REQUIREMENT » Count how many lines of the material below have the word "none" and give only the number.

DATASET RECORDS »
——————

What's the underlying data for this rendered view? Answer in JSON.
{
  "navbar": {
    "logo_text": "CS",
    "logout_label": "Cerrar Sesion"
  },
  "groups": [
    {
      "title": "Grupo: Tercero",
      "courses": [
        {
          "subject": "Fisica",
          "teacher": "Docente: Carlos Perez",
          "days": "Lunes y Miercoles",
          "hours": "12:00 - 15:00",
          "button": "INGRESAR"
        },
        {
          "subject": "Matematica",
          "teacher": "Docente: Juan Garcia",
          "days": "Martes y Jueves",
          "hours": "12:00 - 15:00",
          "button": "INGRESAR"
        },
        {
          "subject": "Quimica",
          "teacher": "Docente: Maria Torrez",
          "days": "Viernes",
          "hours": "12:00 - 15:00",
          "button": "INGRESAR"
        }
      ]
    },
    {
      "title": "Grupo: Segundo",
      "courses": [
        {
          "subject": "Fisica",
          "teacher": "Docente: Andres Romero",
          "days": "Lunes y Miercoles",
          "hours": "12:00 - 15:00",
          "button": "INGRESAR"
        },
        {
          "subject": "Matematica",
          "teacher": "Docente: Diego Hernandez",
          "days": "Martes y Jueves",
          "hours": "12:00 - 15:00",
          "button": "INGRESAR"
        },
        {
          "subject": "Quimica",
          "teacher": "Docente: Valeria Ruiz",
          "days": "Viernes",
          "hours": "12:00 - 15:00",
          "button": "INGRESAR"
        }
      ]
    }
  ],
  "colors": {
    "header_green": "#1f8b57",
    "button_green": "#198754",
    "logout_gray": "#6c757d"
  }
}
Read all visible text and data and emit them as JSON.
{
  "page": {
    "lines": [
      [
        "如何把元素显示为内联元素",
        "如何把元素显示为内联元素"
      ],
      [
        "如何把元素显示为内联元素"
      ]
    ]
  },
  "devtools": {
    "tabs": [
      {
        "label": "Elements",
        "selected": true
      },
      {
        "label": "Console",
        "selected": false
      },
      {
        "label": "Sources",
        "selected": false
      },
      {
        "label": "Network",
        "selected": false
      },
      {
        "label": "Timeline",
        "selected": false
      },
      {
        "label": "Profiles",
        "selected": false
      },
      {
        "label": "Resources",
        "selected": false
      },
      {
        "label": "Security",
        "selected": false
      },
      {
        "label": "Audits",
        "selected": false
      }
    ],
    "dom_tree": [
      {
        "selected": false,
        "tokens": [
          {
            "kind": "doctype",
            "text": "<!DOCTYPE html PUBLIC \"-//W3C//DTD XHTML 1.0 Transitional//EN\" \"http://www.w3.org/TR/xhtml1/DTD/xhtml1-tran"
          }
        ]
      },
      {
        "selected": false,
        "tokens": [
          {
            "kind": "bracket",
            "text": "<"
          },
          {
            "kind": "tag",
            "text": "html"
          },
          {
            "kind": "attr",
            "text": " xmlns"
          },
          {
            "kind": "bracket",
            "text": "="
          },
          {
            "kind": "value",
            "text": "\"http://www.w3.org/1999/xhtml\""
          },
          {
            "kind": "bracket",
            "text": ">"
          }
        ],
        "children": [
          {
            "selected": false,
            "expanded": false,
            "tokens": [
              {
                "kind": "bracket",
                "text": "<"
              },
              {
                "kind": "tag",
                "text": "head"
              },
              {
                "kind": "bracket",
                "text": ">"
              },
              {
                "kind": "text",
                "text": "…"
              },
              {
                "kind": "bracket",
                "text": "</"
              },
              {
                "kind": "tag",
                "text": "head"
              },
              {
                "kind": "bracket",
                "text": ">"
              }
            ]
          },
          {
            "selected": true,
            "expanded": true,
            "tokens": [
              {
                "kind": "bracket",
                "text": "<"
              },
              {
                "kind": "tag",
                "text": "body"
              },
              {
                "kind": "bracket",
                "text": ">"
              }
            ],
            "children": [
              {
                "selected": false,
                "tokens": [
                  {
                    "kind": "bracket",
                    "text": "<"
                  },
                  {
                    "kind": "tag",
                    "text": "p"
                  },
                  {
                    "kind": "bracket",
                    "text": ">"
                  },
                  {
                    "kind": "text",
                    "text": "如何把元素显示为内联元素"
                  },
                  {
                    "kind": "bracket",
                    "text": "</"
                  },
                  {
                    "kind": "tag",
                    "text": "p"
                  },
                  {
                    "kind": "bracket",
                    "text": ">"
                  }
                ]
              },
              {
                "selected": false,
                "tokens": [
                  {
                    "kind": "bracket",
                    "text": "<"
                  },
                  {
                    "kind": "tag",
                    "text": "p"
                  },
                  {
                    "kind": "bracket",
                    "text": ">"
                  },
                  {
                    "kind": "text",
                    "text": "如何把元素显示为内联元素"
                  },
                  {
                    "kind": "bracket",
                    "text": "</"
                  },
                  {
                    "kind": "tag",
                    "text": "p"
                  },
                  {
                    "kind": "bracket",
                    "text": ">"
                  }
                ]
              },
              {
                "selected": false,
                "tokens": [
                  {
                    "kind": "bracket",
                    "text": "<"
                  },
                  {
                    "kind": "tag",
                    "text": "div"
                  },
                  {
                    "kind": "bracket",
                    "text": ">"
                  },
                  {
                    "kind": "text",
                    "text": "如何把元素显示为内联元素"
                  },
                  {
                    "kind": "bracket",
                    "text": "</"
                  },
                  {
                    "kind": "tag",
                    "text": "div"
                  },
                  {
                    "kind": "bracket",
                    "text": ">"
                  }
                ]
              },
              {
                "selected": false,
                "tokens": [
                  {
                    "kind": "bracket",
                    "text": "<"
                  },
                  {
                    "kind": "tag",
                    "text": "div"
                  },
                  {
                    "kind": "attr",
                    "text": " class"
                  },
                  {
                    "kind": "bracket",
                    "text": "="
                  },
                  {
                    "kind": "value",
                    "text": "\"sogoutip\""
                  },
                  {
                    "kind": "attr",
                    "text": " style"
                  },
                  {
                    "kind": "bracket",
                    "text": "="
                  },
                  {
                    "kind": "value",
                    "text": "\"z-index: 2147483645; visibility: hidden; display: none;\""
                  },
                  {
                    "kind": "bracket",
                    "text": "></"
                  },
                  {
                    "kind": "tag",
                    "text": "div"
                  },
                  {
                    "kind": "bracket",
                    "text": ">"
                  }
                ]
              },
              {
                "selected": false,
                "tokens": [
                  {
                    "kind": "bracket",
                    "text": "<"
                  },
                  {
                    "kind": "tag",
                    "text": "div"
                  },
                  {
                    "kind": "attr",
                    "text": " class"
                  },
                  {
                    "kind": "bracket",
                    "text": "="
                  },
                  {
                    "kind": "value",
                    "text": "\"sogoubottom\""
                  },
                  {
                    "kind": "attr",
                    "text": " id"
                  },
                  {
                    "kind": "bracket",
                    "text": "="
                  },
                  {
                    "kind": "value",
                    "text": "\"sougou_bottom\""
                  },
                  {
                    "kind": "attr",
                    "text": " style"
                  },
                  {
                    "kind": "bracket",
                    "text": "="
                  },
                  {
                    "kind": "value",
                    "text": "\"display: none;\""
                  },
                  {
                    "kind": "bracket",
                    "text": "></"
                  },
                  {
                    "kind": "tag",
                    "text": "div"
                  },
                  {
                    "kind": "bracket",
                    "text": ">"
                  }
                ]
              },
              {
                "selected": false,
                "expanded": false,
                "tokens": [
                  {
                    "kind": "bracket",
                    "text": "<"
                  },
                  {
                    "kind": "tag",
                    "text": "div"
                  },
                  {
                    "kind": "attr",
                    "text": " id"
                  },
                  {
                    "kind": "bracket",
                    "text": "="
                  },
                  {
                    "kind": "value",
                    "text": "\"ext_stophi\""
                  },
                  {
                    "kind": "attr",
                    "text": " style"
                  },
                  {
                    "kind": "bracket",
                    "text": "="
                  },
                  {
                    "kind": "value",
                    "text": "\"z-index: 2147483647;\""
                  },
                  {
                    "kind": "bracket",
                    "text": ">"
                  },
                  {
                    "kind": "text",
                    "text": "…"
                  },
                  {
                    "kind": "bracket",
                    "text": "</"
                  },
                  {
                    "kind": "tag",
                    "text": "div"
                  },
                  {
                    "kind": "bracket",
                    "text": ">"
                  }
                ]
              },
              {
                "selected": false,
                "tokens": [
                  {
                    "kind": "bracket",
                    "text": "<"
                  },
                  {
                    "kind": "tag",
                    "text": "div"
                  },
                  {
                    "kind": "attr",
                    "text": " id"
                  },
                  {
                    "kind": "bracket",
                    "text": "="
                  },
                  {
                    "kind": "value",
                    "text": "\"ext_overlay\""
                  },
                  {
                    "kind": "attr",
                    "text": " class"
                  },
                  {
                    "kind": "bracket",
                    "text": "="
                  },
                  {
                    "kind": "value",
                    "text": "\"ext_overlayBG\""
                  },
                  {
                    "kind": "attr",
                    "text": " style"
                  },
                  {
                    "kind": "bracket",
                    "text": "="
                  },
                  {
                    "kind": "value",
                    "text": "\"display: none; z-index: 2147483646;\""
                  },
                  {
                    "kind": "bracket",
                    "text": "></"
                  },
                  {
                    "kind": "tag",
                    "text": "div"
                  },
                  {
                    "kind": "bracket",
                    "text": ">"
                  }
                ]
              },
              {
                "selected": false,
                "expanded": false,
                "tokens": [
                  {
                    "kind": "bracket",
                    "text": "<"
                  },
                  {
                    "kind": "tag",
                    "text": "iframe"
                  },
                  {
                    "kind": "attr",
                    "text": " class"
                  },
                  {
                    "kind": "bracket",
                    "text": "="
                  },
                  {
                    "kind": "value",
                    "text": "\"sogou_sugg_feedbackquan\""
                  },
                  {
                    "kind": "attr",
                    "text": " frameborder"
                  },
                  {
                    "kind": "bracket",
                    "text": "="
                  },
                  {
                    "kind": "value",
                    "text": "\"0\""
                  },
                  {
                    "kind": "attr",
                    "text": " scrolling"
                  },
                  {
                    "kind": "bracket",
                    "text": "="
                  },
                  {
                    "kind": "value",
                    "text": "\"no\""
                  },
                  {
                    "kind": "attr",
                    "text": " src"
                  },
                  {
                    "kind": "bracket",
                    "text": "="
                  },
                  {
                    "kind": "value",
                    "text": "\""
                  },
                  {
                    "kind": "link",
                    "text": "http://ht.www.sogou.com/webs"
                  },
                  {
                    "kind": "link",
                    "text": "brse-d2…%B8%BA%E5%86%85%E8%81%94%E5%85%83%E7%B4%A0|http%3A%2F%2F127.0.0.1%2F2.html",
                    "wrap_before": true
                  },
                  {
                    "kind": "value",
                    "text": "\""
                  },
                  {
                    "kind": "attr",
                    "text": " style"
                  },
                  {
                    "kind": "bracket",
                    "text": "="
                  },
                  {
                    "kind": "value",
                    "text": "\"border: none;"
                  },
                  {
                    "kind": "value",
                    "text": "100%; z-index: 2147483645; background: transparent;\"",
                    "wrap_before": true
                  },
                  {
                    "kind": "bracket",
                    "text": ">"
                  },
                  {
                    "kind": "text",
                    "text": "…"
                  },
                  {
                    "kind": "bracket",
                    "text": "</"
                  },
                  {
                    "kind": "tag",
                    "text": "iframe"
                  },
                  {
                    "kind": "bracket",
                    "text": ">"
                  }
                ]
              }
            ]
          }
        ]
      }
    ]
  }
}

——————

COMPLETE ANSWER » 4